Aim:
Of the lines in the entries, how many hold the word "ylabel"? Give that number alone.
◇ ◇ ◇ ◇
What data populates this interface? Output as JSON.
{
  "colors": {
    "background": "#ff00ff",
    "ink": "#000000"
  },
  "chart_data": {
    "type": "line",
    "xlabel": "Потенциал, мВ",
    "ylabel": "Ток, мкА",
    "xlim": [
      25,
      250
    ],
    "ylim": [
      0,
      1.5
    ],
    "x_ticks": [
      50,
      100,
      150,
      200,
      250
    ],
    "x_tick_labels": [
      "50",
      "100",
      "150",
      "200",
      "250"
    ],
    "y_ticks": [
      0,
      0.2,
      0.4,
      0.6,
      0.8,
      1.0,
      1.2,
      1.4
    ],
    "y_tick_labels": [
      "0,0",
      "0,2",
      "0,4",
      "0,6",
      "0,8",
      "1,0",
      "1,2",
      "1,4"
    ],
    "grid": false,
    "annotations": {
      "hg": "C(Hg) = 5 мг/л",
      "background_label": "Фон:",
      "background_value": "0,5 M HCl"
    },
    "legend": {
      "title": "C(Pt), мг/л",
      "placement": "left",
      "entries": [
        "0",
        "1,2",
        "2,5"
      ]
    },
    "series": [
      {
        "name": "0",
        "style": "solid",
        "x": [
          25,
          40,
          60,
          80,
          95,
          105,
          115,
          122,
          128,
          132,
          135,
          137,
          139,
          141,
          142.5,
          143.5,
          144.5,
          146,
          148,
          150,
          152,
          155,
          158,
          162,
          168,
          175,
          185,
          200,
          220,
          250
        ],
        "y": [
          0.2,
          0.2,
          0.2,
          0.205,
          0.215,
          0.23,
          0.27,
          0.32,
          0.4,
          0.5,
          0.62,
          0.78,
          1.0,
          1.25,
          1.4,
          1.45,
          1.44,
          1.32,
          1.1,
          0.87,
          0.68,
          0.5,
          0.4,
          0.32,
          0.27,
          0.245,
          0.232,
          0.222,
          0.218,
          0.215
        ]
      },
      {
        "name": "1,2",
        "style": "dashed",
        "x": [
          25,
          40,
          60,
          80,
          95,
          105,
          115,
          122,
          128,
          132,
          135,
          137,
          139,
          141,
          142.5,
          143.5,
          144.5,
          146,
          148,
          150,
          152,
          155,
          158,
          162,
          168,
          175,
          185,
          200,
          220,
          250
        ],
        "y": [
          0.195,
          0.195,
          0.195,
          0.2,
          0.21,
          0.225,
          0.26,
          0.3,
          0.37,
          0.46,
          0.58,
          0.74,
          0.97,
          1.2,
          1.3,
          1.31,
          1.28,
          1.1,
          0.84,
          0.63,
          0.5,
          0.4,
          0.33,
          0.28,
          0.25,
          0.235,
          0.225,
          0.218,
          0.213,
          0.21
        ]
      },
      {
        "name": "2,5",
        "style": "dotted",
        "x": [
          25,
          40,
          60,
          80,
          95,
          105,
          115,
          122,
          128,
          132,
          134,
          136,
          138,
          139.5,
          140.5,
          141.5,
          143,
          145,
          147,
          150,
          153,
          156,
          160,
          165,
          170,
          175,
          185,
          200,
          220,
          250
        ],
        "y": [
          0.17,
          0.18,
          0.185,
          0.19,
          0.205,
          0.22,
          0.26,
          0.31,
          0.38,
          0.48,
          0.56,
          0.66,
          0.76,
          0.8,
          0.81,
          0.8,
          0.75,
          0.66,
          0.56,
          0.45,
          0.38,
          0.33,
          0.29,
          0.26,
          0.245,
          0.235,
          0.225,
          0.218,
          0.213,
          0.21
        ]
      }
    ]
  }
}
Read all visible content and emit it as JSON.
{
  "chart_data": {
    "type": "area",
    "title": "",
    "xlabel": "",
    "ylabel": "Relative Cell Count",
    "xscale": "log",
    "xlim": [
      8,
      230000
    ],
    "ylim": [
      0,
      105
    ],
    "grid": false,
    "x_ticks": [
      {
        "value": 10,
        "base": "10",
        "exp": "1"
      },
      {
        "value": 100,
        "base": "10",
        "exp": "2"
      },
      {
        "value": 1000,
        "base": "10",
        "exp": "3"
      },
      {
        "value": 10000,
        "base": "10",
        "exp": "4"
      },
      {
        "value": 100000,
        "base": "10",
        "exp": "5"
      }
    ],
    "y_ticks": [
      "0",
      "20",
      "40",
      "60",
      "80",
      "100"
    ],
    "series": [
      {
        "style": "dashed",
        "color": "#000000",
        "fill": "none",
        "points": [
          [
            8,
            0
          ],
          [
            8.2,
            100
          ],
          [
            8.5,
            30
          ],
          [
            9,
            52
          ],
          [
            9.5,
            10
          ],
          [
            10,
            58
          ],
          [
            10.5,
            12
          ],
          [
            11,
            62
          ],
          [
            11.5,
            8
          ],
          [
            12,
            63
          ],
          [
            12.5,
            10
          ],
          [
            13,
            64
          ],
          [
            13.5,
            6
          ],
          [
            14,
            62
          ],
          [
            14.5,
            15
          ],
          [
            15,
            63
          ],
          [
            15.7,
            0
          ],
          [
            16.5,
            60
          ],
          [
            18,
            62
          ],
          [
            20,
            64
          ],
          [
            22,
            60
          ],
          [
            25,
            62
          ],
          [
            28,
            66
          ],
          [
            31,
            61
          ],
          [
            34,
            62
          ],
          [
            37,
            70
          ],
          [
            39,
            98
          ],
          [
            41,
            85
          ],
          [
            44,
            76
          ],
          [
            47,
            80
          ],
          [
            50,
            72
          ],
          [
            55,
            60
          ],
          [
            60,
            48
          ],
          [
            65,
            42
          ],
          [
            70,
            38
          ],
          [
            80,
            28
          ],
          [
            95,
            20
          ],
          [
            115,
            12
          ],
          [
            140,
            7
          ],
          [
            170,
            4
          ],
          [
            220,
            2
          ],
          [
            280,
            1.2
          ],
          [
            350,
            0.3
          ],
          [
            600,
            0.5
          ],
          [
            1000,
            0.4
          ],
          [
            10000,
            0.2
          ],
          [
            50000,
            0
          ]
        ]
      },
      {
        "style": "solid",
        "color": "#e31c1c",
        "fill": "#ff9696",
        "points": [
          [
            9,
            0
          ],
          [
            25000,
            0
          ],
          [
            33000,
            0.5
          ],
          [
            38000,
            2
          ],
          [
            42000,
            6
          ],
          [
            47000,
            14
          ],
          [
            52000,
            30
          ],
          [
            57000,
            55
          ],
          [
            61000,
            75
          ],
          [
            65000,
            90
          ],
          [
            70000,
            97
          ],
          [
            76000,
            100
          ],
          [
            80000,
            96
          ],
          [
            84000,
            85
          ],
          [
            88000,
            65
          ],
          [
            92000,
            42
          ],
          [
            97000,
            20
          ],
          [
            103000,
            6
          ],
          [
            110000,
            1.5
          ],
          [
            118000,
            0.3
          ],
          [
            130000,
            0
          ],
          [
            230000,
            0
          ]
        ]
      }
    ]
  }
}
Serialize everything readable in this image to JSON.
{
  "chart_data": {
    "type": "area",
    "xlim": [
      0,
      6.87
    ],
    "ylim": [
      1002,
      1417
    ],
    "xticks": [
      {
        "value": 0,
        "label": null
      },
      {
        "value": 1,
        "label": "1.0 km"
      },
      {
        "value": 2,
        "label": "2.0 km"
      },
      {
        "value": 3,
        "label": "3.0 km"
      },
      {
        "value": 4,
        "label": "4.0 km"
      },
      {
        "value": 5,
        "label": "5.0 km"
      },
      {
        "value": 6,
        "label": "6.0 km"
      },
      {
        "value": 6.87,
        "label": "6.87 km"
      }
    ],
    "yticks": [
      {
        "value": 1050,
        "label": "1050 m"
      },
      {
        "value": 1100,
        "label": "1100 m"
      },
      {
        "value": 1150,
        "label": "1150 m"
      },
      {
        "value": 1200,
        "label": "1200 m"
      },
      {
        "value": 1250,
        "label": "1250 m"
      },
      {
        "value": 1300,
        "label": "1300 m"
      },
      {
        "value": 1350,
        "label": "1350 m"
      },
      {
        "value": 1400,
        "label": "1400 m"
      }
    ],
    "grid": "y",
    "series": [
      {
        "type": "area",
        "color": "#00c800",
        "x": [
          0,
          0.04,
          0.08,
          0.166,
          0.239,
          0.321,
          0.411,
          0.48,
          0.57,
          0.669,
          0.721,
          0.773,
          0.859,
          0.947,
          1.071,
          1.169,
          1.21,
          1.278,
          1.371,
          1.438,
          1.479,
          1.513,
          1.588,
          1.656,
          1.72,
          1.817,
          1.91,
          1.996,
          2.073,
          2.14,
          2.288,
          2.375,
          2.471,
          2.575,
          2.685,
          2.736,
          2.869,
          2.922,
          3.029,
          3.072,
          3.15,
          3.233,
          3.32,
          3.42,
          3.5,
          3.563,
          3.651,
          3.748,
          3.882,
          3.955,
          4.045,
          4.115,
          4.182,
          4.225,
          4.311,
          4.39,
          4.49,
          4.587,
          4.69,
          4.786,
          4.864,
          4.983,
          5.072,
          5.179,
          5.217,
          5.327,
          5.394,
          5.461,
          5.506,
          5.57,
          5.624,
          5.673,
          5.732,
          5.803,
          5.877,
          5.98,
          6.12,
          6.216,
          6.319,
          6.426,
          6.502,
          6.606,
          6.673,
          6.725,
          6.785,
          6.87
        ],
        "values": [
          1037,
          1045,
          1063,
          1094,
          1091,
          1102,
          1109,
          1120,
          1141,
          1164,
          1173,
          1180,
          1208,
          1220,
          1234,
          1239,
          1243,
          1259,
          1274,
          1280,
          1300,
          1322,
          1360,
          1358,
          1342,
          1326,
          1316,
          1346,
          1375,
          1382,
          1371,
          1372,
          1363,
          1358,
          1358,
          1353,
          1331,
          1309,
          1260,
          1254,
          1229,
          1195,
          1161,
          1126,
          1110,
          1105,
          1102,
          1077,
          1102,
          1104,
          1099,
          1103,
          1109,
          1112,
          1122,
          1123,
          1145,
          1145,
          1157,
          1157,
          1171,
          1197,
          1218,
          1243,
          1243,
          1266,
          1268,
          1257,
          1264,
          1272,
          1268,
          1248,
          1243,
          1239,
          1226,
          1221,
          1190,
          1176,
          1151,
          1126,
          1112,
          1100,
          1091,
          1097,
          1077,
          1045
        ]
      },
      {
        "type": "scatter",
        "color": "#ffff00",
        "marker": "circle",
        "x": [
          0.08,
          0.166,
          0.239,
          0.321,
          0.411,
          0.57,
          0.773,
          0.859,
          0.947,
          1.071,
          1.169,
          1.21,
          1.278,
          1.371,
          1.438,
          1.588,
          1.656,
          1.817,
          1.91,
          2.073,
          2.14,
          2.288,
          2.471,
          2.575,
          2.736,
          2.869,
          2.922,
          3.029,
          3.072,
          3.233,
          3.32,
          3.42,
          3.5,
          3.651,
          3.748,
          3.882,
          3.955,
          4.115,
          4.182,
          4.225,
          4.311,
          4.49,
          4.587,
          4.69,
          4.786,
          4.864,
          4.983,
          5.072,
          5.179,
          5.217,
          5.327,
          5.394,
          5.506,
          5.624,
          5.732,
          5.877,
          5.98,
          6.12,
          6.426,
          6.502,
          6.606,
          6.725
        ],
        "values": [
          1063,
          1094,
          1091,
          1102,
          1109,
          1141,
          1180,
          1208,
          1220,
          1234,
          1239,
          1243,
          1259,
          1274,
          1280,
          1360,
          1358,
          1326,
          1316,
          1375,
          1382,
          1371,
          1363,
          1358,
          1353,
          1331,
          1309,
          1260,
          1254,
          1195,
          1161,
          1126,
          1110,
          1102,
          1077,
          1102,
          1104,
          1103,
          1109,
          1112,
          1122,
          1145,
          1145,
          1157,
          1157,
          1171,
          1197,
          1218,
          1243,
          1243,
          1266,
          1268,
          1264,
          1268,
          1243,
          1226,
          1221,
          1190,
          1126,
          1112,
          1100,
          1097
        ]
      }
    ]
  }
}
◇ ◇ ◇ ◇
Final result:
2